### Exercise requirements
Collect the lines of the entries where "chemicals" shows up.

>> START Dataset rows

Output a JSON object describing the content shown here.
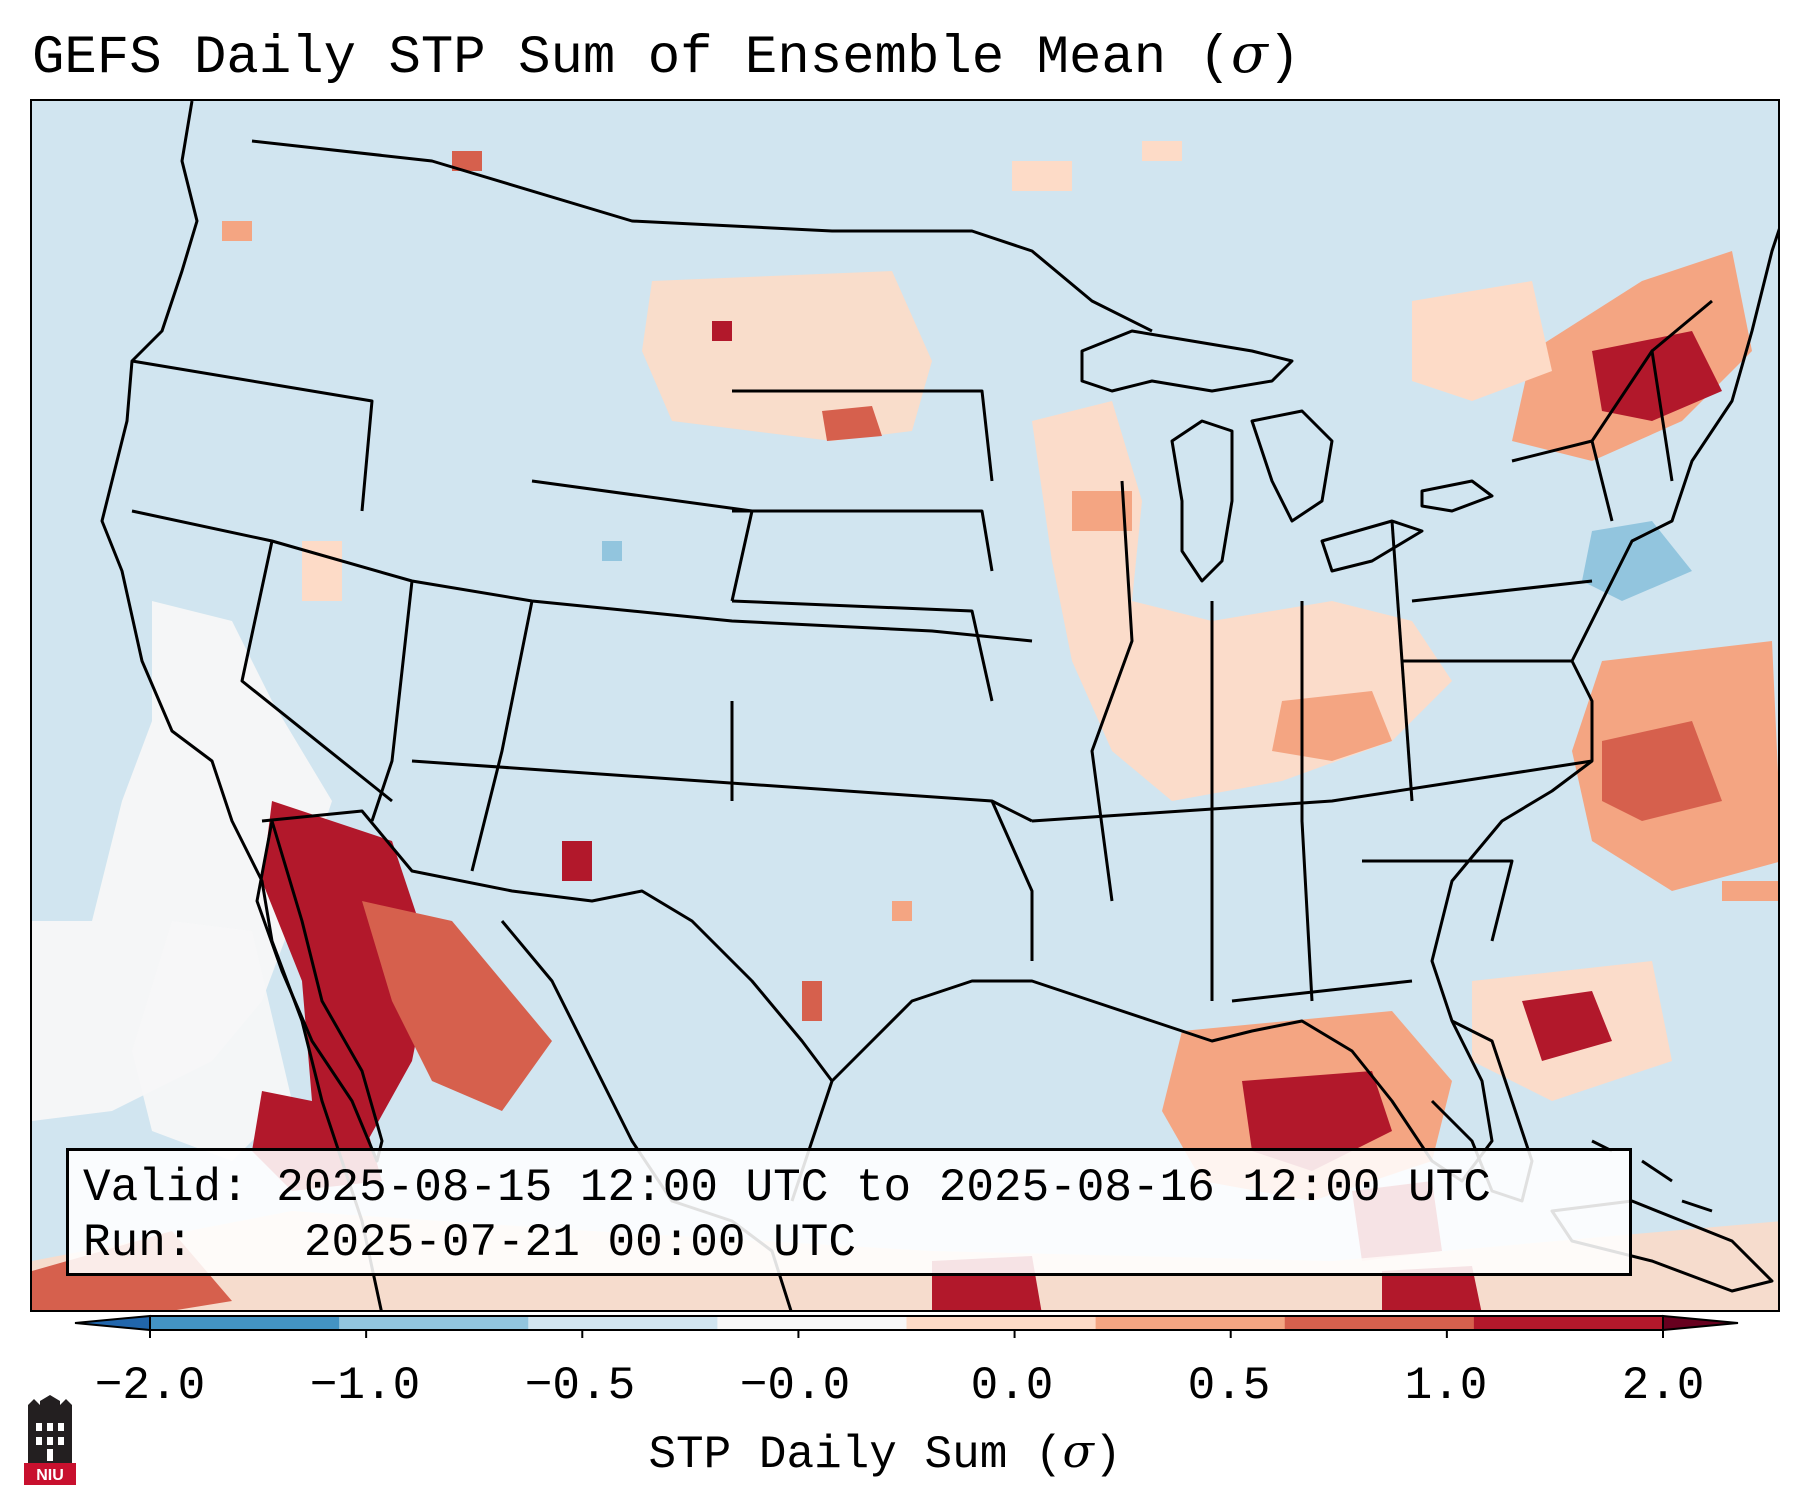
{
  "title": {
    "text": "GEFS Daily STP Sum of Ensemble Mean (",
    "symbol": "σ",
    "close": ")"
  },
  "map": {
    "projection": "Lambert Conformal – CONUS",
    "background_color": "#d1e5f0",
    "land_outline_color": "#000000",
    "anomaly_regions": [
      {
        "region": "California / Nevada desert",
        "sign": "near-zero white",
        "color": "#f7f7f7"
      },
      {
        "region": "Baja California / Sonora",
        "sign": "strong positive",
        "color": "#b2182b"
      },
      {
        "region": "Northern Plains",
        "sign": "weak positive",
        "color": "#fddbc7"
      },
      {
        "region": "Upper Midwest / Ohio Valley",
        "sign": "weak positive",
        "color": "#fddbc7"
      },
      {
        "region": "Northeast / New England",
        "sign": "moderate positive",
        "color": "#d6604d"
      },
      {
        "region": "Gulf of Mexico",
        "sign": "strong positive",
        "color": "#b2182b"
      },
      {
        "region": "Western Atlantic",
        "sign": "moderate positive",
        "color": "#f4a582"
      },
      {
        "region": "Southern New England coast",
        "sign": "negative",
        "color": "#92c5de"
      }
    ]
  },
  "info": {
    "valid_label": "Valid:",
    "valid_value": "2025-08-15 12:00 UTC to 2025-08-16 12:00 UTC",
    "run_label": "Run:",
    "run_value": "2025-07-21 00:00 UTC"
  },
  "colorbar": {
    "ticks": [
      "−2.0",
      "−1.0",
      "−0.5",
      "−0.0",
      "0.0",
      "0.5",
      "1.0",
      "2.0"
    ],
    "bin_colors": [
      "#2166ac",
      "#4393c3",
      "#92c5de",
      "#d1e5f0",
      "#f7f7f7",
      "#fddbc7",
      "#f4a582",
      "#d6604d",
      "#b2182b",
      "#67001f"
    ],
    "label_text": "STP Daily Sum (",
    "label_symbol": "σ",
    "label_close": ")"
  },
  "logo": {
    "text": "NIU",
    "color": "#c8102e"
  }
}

>> END Dataset rows
>> START Dataset rows

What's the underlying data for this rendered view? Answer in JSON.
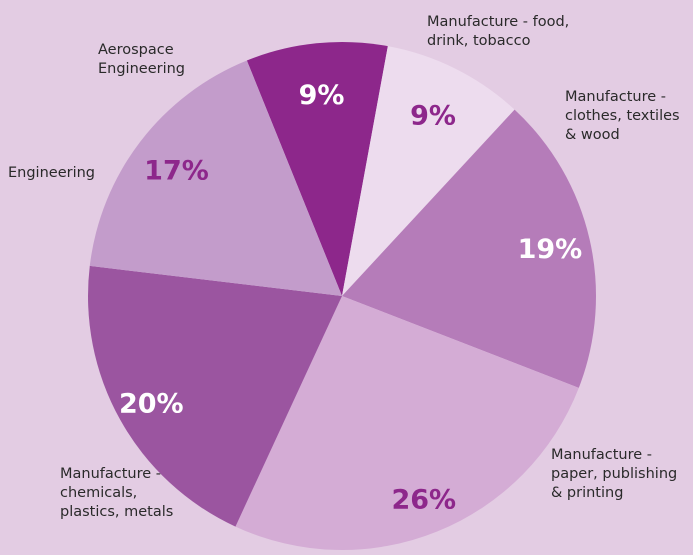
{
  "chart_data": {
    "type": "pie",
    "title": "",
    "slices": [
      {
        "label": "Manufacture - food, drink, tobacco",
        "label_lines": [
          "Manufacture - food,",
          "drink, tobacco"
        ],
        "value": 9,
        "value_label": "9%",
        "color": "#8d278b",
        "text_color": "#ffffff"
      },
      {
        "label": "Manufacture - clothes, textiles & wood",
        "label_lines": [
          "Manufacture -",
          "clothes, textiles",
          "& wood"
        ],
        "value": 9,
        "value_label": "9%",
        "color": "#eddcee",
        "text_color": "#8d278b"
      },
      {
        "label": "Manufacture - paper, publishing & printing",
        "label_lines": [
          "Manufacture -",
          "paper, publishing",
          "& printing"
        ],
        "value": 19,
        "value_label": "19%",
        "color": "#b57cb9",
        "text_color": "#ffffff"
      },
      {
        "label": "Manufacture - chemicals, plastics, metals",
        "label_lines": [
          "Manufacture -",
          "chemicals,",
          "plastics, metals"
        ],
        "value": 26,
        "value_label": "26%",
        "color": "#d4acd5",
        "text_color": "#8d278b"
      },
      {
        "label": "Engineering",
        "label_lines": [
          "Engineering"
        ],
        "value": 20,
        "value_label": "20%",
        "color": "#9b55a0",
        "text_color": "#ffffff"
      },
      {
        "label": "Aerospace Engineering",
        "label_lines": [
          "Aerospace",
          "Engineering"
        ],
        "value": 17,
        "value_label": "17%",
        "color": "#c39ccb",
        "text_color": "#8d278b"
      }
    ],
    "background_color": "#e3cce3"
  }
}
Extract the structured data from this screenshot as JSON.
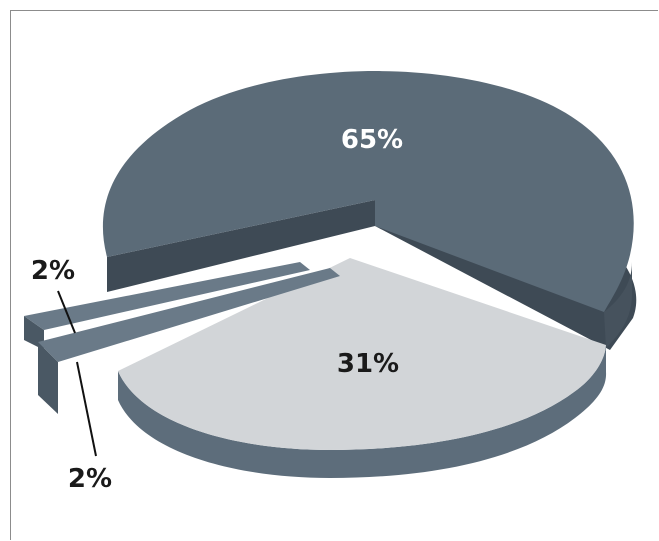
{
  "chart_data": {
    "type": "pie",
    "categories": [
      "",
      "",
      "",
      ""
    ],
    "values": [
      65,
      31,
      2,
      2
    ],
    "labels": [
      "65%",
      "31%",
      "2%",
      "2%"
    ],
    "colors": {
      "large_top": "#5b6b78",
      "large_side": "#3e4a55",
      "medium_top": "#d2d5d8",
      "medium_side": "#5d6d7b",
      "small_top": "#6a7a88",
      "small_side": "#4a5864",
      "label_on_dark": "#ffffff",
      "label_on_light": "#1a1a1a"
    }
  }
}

>> END Dataset rows
>> START Dataset rows

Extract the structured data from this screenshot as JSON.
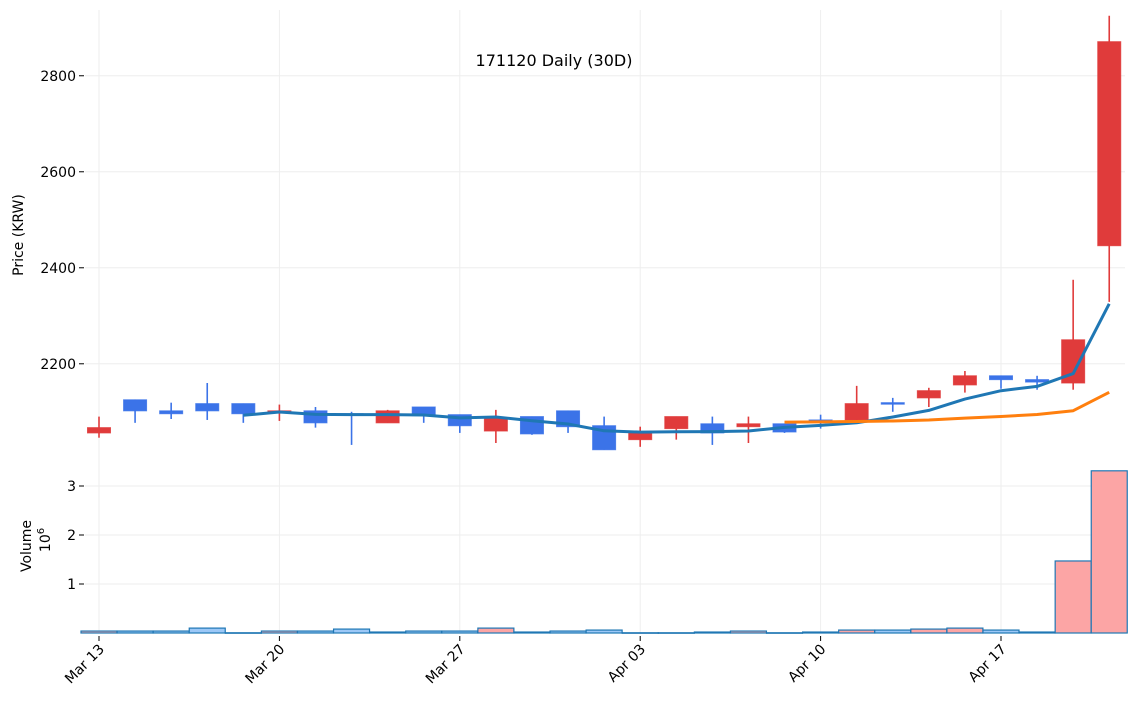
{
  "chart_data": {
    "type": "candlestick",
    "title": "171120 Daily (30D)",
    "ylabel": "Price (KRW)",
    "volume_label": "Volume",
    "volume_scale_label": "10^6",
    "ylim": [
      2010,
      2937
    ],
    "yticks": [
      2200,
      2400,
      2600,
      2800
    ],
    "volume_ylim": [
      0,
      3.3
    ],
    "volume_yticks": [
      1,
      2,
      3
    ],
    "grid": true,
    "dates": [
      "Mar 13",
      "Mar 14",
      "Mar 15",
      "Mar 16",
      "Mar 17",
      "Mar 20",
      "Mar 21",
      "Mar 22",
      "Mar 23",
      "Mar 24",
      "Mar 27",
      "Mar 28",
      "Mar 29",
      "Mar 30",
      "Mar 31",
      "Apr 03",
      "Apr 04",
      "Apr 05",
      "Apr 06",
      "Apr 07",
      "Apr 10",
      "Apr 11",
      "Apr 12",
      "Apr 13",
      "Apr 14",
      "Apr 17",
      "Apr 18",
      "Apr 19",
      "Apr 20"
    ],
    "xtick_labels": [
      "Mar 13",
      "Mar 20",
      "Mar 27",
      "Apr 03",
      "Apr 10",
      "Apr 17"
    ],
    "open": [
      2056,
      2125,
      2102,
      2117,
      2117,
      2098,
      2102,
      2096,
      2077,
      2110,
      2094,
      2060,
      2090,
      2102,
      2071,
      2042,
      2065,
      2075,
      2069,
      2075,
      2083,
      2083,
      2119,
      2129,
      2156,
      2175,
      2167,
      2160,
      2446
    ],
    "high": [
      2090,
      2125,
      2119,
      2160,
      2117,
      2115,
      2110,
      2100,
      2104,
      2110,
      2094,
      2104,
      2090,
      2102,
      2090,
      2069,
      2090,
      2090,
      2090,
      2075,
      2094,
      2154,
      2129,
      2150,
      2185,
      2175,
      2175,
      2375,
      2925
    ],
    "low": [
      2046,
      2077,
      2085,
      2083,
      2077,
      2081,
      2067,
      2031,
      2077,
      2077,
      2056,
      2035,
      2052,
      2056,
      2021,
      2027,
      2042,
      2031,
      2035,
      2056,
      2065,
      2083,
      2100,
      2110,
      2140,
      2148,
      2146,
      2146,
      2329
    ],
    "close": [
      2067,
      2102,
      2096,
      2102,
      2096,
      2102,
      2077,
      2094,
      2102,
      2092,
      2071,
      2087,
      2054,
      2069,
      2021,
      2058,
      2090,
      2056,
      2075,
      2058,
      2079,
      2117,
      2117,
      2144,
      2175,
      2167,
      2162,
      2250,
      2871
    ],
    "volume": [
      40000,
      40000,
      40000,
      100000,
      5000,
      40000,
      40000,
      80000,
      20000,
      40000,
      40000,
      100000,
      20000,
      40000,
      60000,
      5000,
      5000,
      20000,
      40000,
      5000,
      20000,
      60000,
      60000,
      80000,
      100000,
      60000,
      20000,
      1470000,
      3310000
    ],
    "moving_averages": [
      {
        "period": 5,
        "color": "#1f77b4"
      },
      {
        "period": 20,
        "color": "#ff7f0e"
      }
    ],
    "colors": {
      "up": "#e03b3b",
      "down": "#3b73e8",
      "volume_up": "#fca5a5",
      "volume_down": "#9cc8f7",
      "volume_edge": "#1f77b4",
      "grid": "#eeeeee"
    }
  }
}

>> END Dataset rows

### Exercise output
        "label": "Manufacture - chemicals, plastics, metals",
          "chemicals,",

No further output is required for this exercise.